Given problem:
Leave out the pictures and return every entry exactly as it appears.

Materials provided:
↓↓↓

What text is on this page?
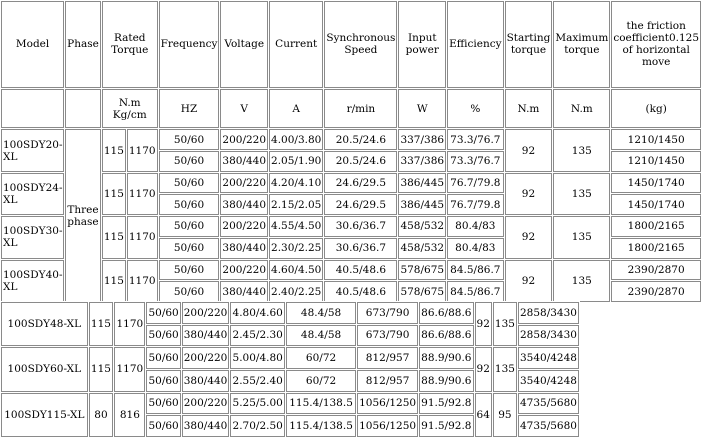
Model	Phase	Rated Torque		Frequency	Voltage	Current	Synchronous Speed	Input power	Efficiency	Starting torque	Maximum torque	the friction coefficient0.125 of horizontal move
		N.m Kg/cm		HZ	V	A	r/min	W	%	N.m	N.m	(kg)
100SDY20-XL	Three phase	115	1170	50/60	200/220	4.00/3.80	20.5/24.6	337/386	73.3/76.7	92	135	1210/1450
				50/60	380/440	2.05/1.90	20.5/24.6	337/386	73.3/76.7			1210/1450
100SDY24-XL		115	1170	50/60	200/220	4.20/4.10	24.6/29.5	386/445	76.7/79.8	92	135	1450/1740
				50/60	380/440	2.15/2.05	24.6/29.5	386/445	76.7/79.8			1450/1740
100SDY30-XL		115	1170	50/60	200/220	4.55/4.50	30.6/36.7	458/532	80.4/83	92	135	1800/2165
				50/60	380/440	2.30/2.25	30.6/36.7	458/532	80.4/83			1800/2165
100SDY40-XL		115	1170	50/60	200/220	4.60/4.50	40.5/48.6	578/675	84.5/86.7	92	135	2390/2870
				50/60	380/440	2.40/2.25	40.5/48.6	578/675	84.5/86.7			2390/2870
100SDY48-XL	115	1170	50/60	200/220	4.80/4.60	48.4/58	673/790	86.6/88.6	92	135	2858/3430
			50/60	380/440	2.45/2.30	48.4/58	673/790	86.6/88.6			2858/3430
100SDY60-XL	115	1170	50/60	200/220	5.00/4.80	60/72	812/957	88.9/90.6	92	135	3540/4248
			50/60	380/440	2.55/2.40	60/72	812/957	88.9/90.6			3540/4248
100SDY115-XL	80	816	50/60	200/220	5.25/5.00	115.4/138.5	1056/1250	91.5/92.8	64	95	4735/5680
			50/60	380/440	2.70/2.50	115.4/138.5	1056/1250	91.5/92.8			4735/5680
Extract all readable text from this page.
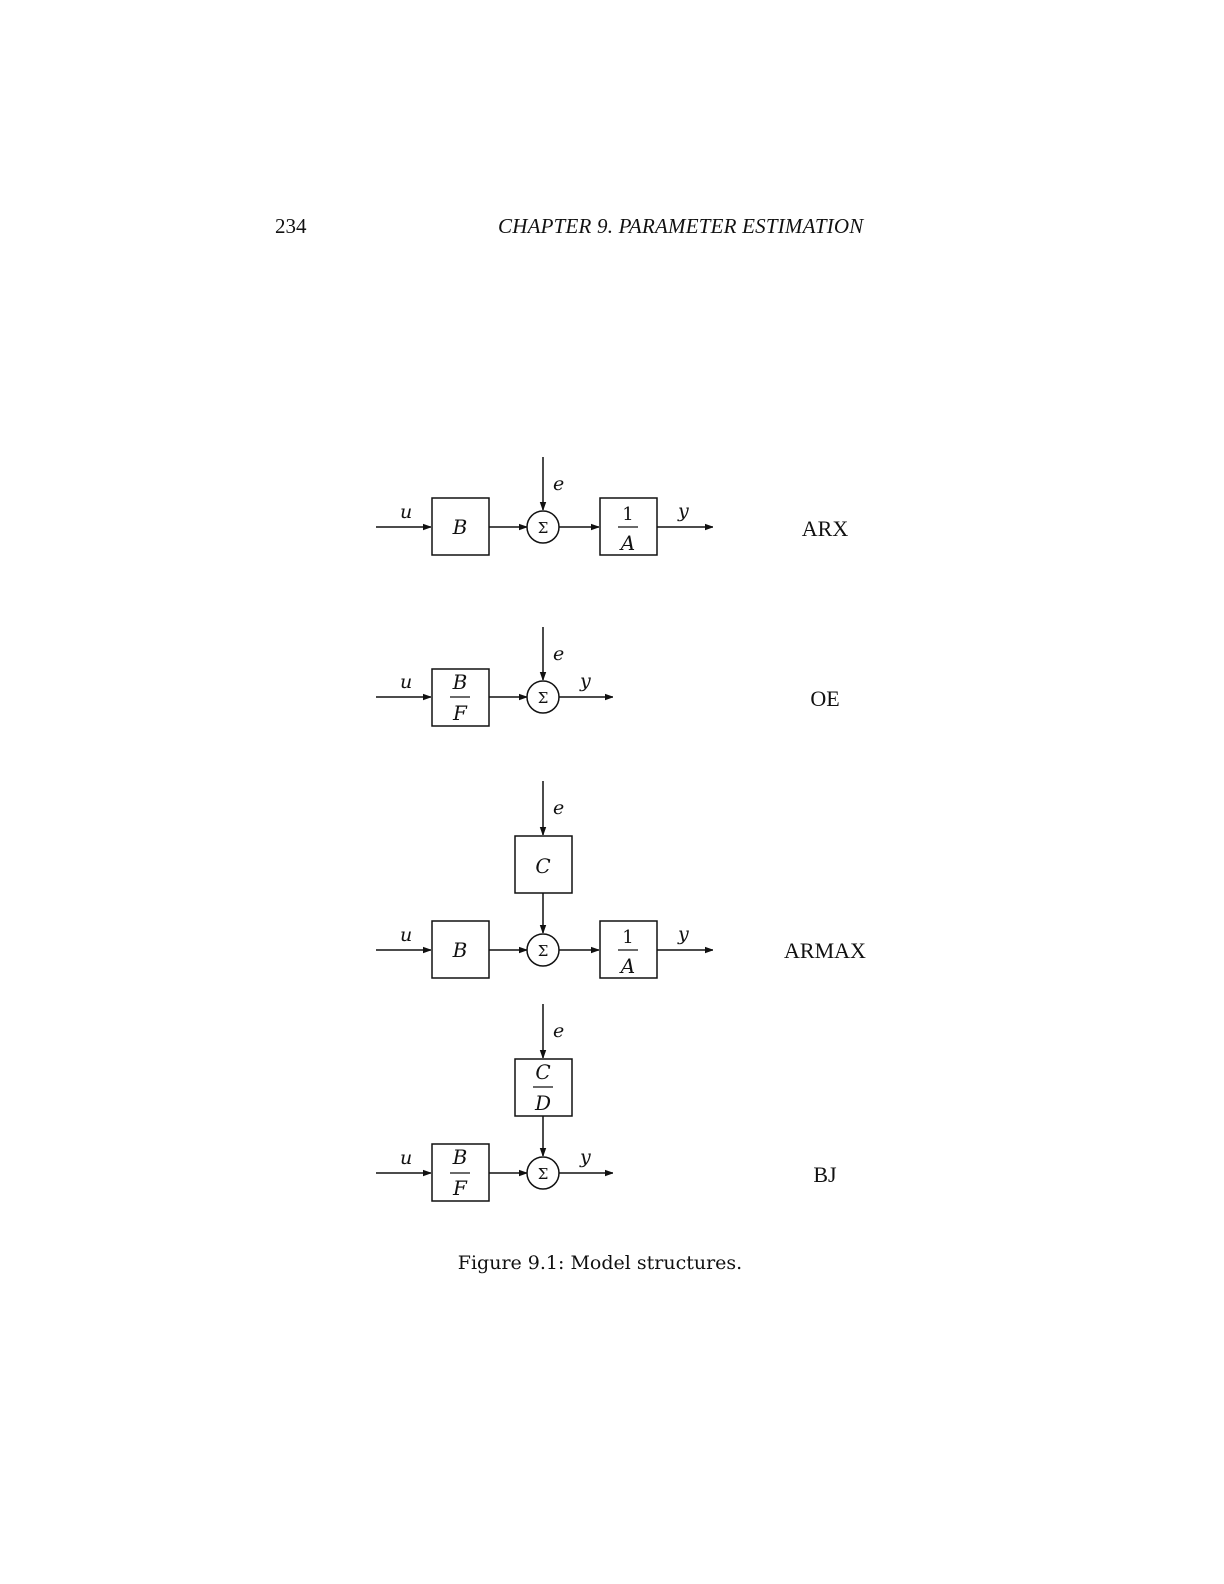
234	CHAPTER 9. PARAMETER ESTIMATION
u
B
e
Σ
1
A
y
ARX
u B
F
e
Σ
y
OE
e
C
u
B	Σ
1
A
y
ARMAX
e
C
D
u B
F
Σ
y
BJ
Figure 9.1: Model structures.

↑↑↑

Final result:
What text is on this page?
Model	Phase	Rated Torque		Frequency	Voltage	Current	Synchronous Speed	Input power	Efficiency	Starting torque	Maximum torque	the friction coefficient0.125 of horizontal move
		N.m Kg/cm		HZ	V	A	r/min	W	%	N.m	N.m	(kg)
100SDY20-XL	Three phase	115	1170	50/60	200/220	4.00/3.80	20.5/24.6	337/386	73.3/76.7	92	135	1210/1450
				50/60	380/440	2.05/1.90	20.5/24.6	337/386	73.3/76.7			1210/1450
100SDY24-XL		115	1170	50/60	200/220	4.20/4.10	24.6/29.5	386/445	76.7/79.8	92	135	1450/1740
				50/60	380/440	2.15/2.05	24.6/29.5	386/445	76.7/79.8			1450/1740
100SDY30-XL		115	1170	50/60	200/220	4.55/4.50	30.6/36.7	458/532	80.4/83	92	135	1800/2165
				50/60	380/440	2.30/2.25	30.6/36.7	458/532	80.4/83			1800/2165
100SDY40-XL		115	1170	50/60	200/220	4.60/4.50	40.5/48.6	578/675	84.5/86.7	92	135	2390/2870
				50/60	380/440	2.40/2.25	40.5/48.6	578/675	84.5/86.7			2390/2870
100SDY48-XL	115	1170	50/60	200/220	4.80/4.60	48.4/58	673/790	86.6/88.6	92	135	2858/3430
			50/60	380/440	2.45/2.30	48.4/58	673/790	86.6/88.6			2858/3430
100SDY60-XL	115	1170	50/60	200/220	5.00/4.80	60/72	812/957	88.9/90.6	92	135	3540/4248
			50/60	380/440	2.55/2.40	60/72	812/957	88.9/90.6			3540/4248
100SDY115-XL	80	816	50/60	200/220	5.25/5.00	115.4/138.5	1056/1250	91.5/92.8	64	95	4735/5680
			50/60	380/440	2.70/2.50	115.4/138.5	1056/1250	91.5/92.8			4735/5680
Extract all readable text from this page.
234	CHAPTER 9. PARAMETER ESTIMATION
u
B
e
Σ
1
A
y
ARX
u B
F
e
Σ
y
OE
e
C
u
B	Σ
1
A
y
ARMAX
e
C
D
u B
F
Σ
y
BJ
Figure 9.1: Model structures.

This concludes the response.